(Records about charts and figures)
+===+
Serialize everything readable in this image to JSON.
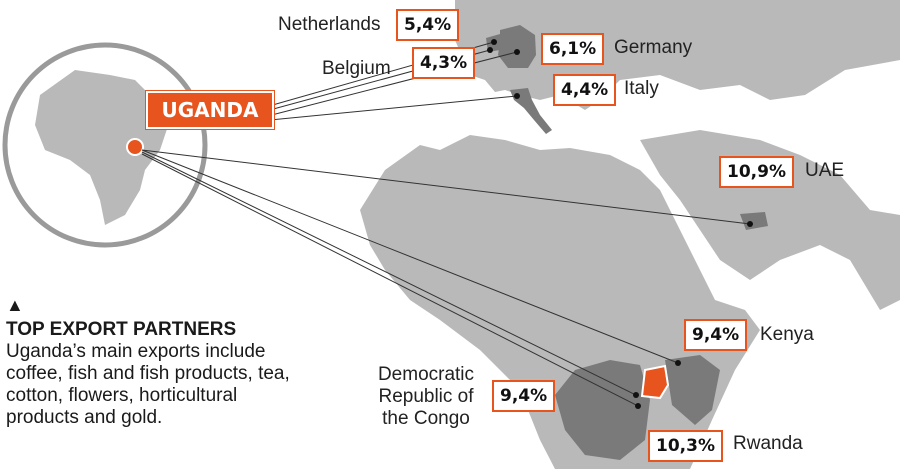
{
  "colors": {
    "accent": "#e8541e",
    "land_base": "#b9b9b9",
    "land_partner": "#7a7a7a",
    "sea": "#ffffff",
    "circle": "#9a9a9a"
  },
  "highlight_country": "UGANDA",
  "partners": [
    {
      "name": "Netherlands",
      "value": "5,4%"
    },
    {
      "name": "Belgium",
      "value": "4,3%"
    },
    {
      "name": "Germany",
      "value": "6,1%"
    },
    {
      "name": "Italy",
      "value": "4,4%"
    },
    {
      "name": "UAE",
      "value": "10,9%"
    },
    {
      "name": "Kenya",
      "value": "9,4%"
    },
    {
      "name": "Democratic Republic of the Congo",
      "value": "9,4%"
    },
    {
      "name": "Rwanda",
      "value": "10,3%"
    }
  ],
  "legend": {
    "marker": "▲",
    "title": "TOP EXPORT PARTNERS",
    "text": "Uganda’s main exports include coffee, fish and fish products, tea, cotton, flowers, horticultural products and gold."
  }
}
+===+
Transcribe the listing above verbatim. Omit the pictures.

Serialize everything readable in this image to JSON.
{
  "colors": {
    "accent": "#e8541e",
    "land_base": "#b9b9b9",
    "land_partner": "#7a7a7a",
    "sea": "#ffffff",
    "circle": "#9a9a9a"
  },
  "highlight_country": "UGANDA",
  "partners": [
    {
      "name": "Netherlands",
      "value": "5,4%"
    },
    {
      "name": "Belgium",
      "value": "4,3%"
    },
    {
      "name": "Germany",
      "value": "6,1%"
    },
    {
      "name": "Italy",
      "value": "4,4%"
    },
    {
      "name": "UAE",
      "value": "10,9%"
    },
    {
      "name": "Kenya",
      "value": "9,4%"
    },
    {
      "name": "Democratic Republic of the Congo",
      "value": "9,4%"
    },
    {
      "name": "Rwanda",
      "value": "10,3%"
    }
  ],
  "legend": {
    "marker": "▲",
    "title": "TOP EXPORT PARTNERS",
    "text": "Uganda’s main exports include coffee, fish and fish products, tea, cotton, flowers, horticultural products and gold."
  }
}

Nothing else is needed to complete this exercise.